▶ WORK REQUIRED
Below are some records: retype them all exactly, but not the pictures.

---

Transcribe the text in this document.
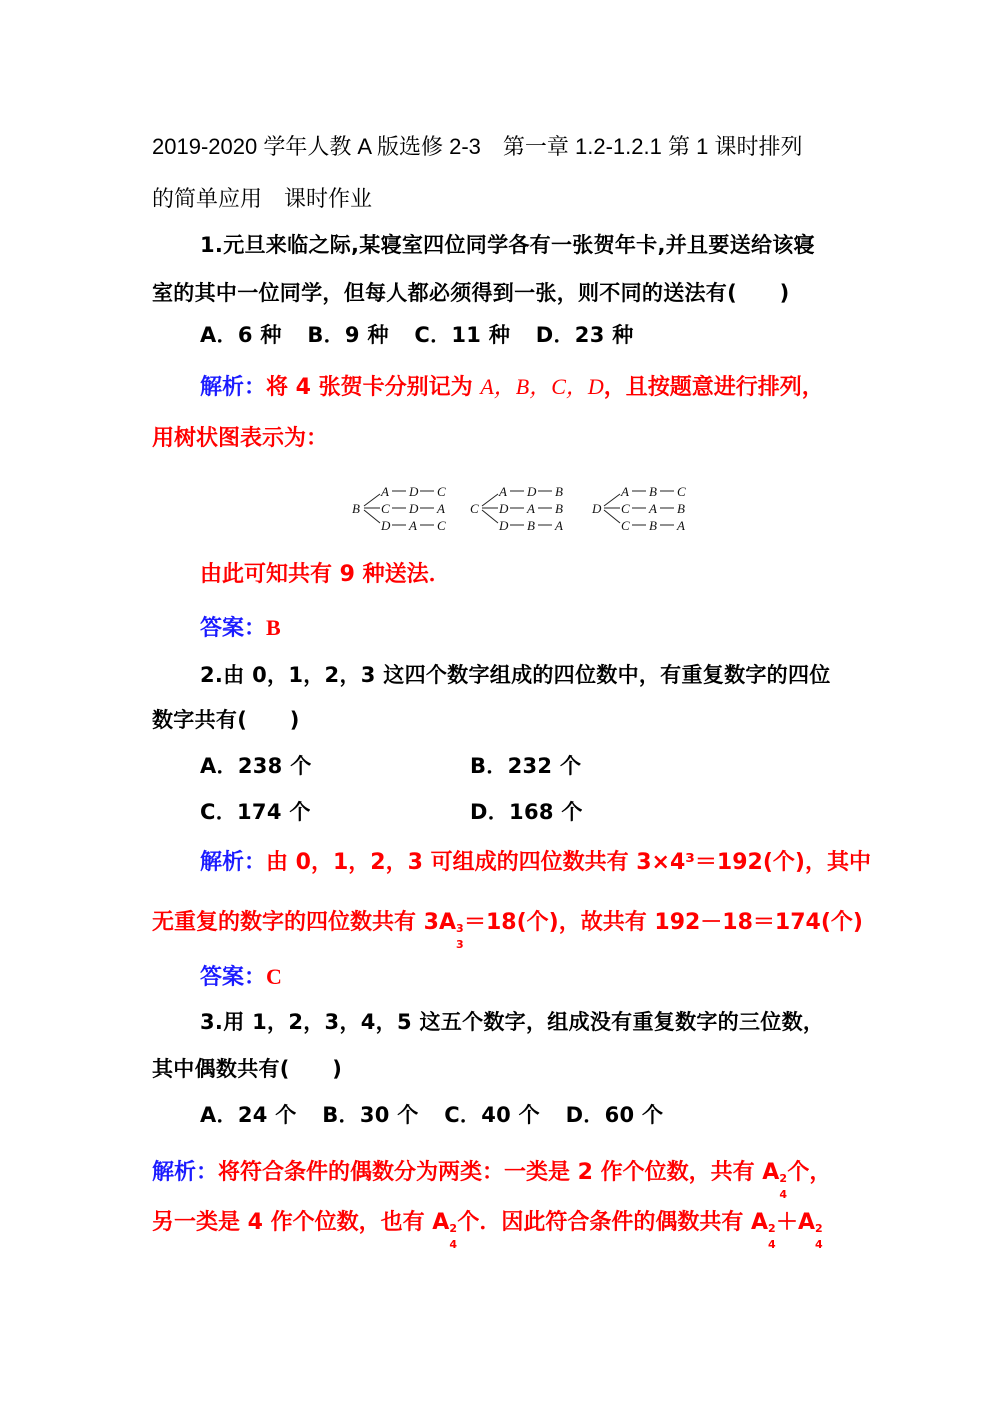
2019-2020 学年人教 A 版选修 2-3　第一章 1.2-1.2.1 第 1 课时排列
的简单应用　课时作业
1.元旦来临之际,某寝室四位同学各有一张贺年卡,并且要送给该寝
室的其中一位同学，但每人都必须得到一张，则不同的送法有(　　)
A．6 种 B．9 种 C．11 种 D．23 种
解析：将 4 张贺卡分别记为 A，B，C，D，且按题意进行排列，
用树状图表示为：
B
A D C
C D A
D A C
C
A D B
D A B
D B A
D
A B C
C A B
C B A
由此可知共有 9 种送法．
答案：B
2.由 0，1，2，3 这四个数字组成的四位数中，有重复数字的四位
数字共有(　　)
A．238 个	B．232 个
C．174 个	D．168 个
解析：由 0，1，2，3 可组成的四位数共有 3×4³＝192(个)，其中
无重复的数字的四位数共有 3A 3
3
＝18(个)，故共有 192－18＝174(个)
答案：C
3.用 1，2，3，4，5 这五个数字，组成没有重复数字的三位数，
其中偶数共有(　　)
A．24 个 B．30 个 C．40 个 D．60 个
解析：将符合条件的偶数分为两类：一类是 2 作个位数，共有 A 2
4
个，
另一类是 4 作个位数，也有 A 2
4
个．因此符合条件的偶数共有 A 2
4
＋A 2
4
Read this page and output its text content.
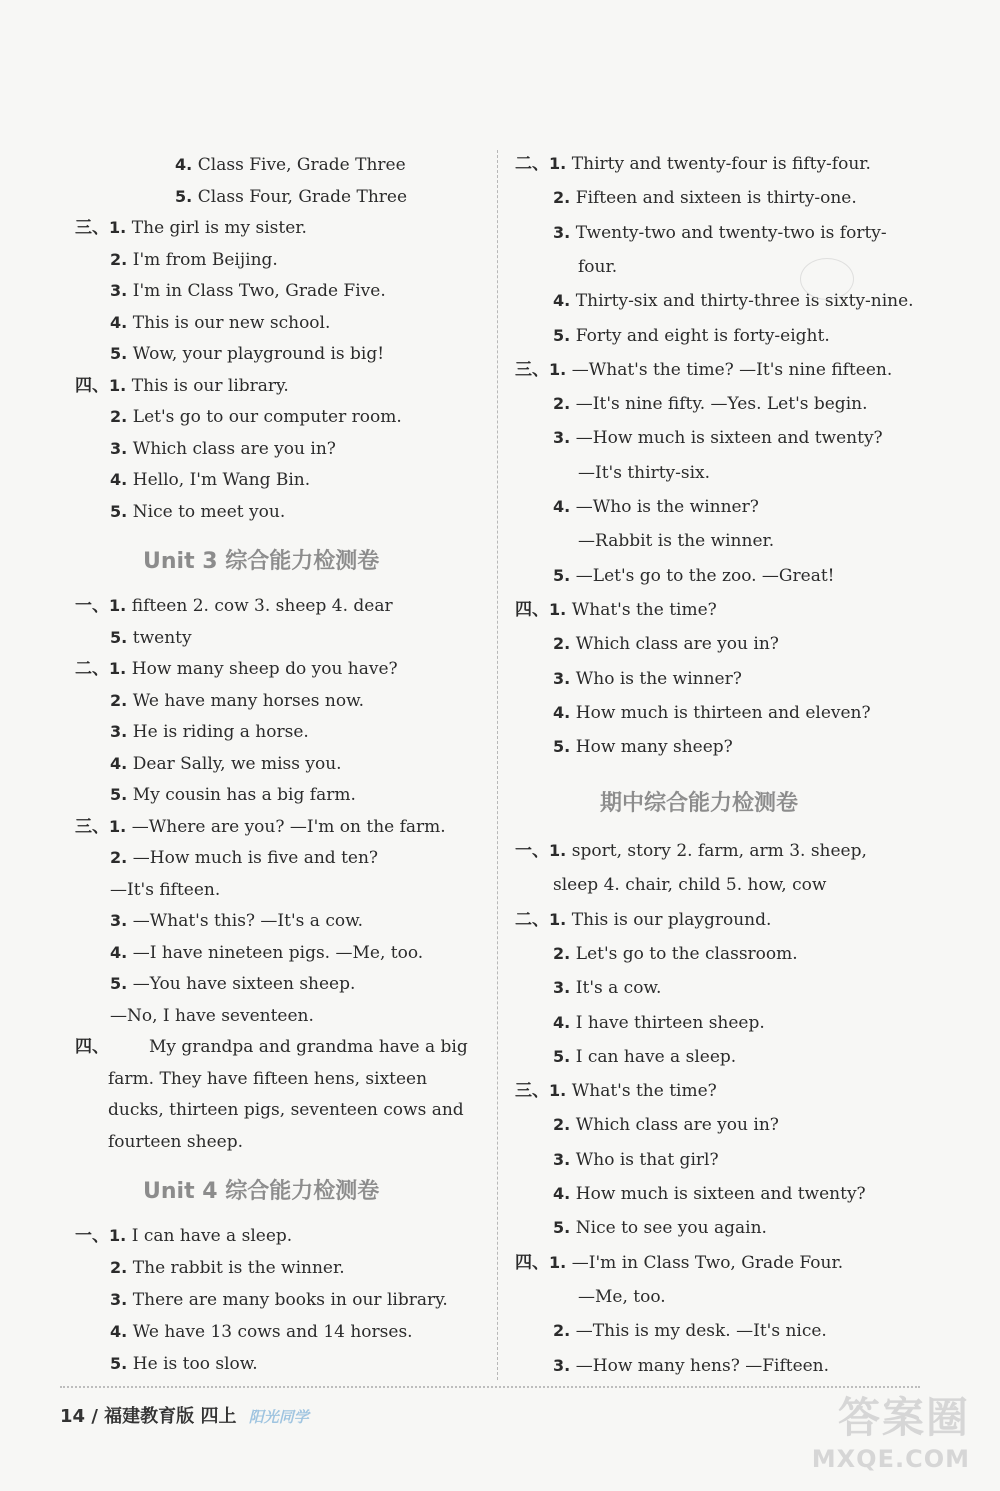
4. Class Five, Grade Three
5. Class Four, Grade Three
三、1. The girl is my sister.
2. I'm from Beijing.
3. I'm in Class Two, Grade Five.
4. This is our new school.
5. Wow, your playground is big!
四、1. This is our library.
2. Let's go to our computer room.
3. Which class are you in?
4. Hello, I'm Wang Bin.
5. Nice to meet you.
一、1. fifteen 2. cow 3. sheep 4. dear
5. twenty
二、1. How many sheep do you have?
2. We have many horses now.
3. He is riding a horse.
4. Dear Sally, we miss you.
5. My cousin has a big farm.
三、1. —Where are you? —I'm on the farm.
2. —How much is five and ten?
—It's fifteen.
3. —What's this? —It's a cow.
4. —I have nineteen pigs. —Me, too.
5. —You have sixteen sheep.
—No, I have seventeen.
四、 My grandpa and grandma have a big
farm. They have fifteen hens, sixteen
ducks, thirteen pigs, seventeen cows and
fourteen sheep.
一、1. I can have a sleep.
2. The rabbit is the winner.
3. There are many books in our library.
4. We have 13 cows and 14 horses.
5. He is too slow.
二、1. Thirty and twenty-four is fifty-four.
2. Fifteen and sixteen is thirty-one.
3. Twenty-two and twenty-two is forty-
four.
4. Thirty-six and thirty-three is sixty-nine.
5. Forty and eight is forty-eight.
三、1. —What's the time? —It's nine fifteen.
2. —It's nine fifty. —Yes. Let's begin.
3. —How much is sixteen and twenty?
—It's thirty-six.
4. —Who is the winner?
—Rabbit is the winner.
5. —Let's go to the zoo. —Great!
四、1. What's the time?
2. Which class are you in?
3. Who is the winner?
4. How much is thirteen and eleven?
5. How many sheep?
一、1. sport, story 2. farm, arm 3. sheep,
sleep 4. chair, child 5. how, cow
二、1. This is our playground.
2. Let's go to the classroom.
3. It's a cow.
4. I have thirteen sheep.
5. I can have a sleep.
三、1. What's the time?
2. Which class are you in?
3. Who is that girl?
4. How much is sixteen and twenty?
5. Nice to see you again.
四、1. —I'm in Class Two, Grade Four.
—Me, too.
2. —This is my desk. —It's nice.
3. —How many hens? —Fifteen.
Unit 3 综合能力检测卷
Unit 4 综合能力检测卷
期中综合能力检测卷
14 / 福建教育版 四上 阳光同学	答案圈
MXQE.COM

---

▶ THE OUTPUT
Transcribe the text in this document.
2019-2020 学年人教 A 版选修 2-3　第一章 1.2-1.2.1 第 1 课时排列
的简单应用　课时作业
1.元旦来临之际,某寝室四位同学各有一张贺年卡,并且要送给该寝
室的其中一位同学，但每人都必须得到一张，则不同的送法有(　　)
A．6 种 B．9 种 C．11 种 D．23 种
解析：将 4 张贺卡分别记为 A，B，C，D，且按题意进行排列，
用树状图表示为：
B
A D C
C D A
D A C
C
A D B
D A B
D B A
D
A B C
C A B
C B A
由此可知共有 9 种送法．
答案：B
2.由 0，1，2，3 这四个数字组成的四位数中，有重复数字的四位
数字共有(　　)
A．238 个	B．232 个
C．174 个	D．168 个
解析：由 0，1，2，3 可组成的四位数共有 3×4³＝192(个)，其中
无重复的数字的四位数共有 3A 3
3
＝18(个)，故共有 192－18＝174(个)
答案：C
3.用 1，2，3，4，5 这五个数字，组成没有重复数字的三位数，
其中偶数共有(　　)
A．24 个 B．30 个 C．40 个 D．60 个
解析：将符合条件的偶数分为两类：一类是 2 作个位数，共有 A 2
4
个，
另一类是 4 作个位数，也有 A 2
4
个．因此符合条件的偶数共有 A 2
4
＋A 2
4
Read this page and output its text content.
4. Class Five, Grade Three
5. Class Four, Grade Three
三、1. The girl is my sister.
2. I'm from Beijing.
3. I'm in Class Two, Grade Five.
4. This is our new school.
5. Wow, your playground is big!
四、1. This is our library.
2. Let's go to our computer room.
3. Which class are you in?
4. Hello, I'm Wang Bin.
5. Nice to meet you.
一、1. fifteen 2. cow 3. sheep 4. dear
5. twenty
二、1. How many sheep do you have?
2. We have many horses now.
3. He is riding a horse.
4. Dear Sally, we miss you.
5. My cousin has a big farm.
三、1. —Where are you? —I'm on the farm.
2. —How much is five and ten?
—It's fifteen.
3. —What's this? —It's a cow.
4. —I have nineteen pigs. —Me, too.
5. —You have sixteen sheep.
—No, I have seventeen.
四、 My grandpa and grandma have a big
farm. They have fifteen hens, sixteen
ducks, thirteen pigs, seventeen cows and
fourteen sheep.
一、1. I can have a sleep.
2. The rabbit is the winner.
3. There are many books in our library.
4. We have 13 cows and 14 horses.
5. He is too slow.
二、1. Thirty and twenty-four is fifty-four.
2. Fifteen and sixteen is thirty-one.
3. Twenty-two and twenty-two is forty-
four.
4. Thirty-six and thirty-three is sixty-nine.
5. Forty and eight is forty-eight.
三、1. —What's the time? —It's nine fifteen.
2. —It's nine fifty. —Yes. Let's begin.
3. —How much is sixteen and twenty?
—It's thirty-six.
4. —Who is the winner?
—Rabbit is the winner.
5. —Let's go to the zoo. —Great!
四、1. What's the time?
2. Which class are you in?
3. Who is the winner?
4. How much is thirteen and eleven?
5. How many sheep?
一、1. sport, story 2. farm, arm 3. sheep,
sleep 4. chair, child 5. how, cow
二、1. This is our playground.
2. Let's go to the classroom.
3. It's a cow.
4. I have thirteen sheep.
5. I can have a sleep.
三、1. What's the time?
2. Which class are you in?
3. Who is that girl?
4. How much is sixteen and twenty?
5. Nice to see you again.
四、1. —I'm in Class Two, Grade Four.
—Me, too.
2. —This is my desk. —It's nice.
3. —How many hens? —Fifteen.
Unit 3 综合能力检测卷
Unit 4 综合能力检测卷
期中综合能力检测卷
14 / 福建教育版 四上 阳光同学	答案圈
MXQE.COM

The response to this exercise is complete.